> [Problem to work on]:
Where a line of the material contains the string "this", copy that line.
--- Begin Stored data ---
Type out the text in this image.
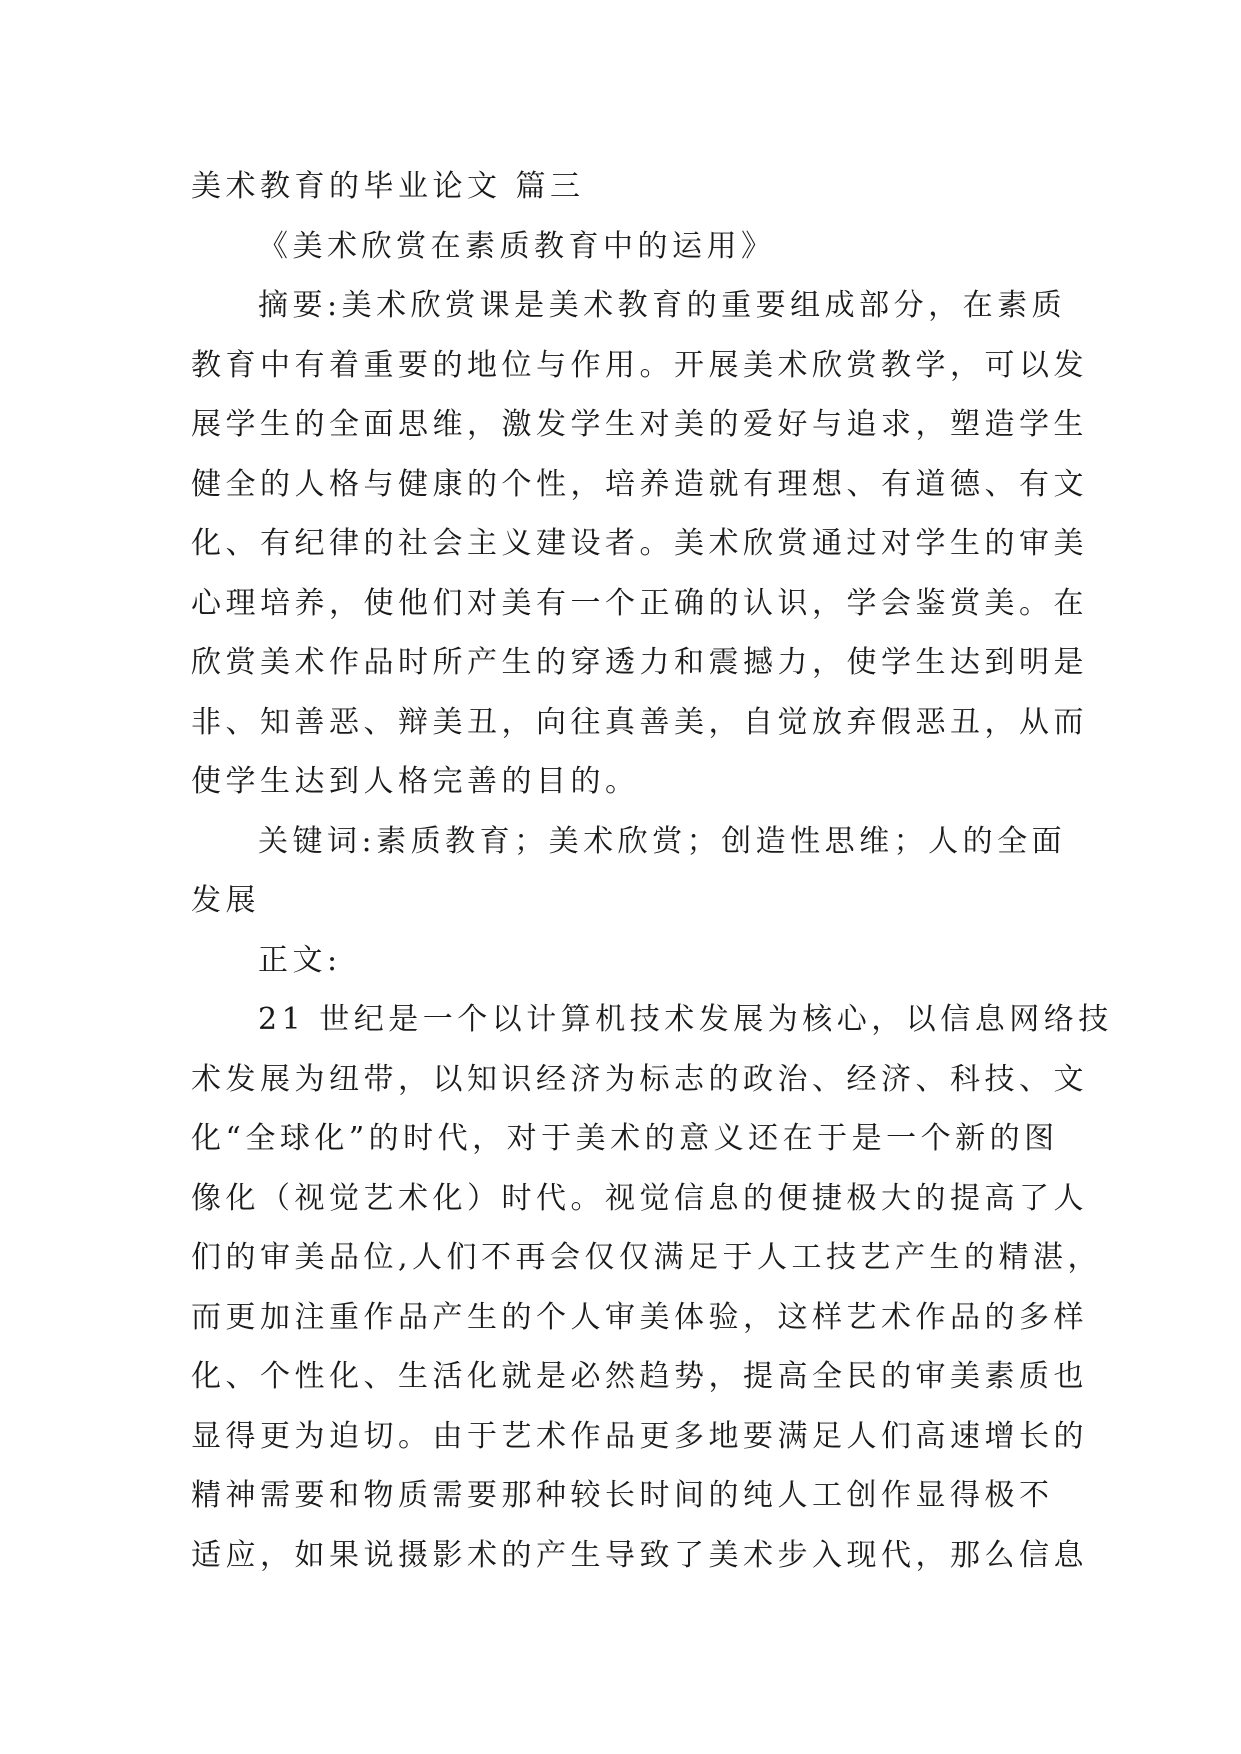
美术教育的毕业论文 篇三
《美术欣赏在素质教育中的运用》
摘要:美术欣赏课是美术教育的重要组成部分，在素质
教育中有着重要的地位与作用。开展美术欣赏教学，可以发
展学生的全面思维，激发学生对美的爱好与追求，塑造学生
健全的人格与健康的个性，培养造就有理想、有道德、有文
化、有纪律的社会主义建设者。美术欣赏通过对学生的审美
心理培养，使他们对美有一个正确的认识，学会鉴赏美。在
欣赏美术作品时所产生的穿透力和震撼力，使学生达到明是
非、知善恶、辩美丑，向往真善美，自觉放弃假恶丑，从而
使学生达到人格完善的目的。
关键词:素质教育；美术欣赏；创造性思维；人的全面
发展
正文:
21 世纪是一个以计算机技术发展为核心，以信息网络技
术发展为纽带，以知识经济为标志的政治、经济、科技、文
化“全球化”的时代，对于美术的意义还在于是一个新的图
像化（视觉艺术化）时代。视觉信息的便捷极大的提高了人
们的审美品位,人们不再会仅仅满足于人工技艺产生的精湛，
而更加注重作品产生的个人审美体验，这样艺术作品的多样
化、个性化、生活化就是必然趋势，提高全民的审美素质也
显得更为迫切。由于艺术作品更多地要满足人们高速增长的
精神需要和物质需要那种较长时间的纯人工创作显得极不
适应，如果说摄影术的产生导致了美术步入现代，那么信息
--- End Stored data ---
--- Begin Stored data ---
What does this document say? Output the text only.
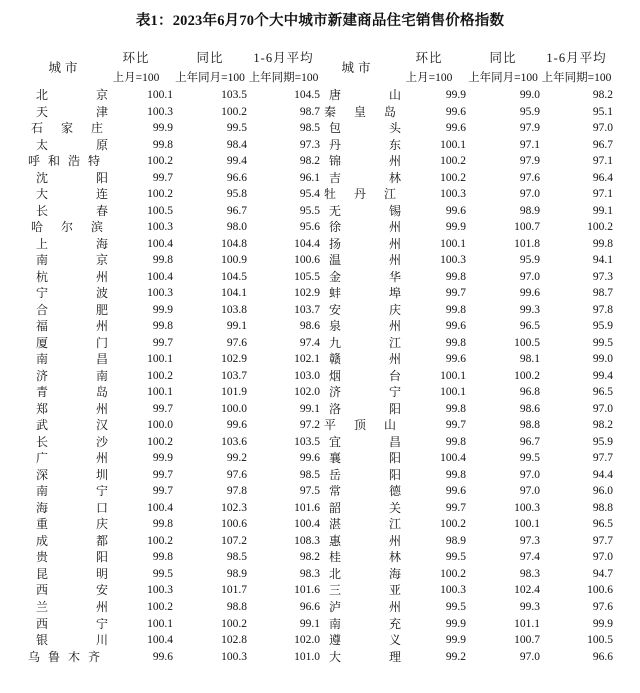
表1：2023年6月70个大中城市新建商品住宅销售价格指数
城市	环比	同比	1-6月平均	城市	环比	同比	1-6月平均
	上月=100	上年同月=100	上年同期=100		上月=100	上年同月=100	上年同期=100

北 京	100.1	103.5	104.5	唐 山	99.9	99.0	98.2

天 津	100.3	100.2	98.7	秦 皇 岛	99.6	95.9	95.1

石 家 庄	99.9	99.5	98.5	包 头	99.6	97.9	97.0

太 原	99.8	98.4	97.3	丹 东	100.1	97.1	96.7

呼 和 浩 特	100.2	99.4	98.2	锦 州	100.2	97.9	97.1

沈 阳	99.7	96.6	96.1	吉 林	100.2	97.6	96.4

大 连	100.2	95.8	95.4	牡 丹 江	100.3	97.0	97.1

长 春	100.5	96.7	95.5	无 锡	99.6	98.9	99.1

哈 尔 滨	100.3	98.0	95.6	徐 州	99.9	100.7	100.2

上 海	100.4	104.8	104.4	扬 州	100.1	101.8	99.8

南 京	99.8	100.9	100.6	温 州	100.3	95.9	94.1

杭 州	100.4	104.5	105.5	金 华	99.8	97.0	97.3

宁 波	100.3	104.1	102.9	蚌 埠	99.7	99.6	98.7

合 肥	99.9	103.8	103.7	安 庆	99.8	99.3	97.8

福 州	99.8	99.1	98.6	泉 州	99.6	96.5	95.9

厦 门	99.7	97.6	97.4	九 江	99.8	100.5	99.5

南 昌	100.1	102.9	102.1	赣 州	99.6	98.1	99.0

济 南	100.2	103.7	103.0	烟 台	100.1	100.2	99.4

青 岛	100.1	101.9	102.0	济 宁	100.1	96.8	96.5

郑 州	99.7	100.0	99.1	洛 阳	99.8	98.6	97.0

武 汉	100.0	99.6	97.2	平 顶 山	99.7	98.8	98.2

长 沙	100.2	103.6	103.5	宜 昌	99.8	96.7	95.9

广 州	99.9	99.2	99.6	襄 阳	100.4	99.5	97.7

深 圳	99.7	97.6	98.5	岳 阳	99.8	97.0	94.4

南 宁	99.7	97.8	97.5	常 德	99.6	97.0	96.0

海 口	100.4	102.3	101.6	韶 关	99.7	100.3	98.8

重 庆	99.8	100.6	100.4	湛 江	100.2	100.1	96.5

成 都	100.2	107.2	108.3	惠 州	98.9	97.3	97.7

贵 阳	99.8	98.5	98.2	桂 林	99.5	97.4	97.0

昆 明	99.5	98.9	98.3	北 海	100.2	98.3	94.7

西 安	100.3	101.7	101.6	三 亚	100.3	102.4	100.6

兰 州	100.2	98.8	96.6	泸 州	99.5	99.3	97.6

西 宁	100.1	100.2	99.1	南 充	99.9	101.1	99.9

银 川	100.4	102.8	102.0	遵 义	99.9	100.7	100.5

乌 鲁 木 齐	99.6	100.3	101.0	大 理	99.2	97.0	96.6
--- End Stored data ---
> [Answer to the problem]:
Type out the text in this image.
What does this document say? Output the text only.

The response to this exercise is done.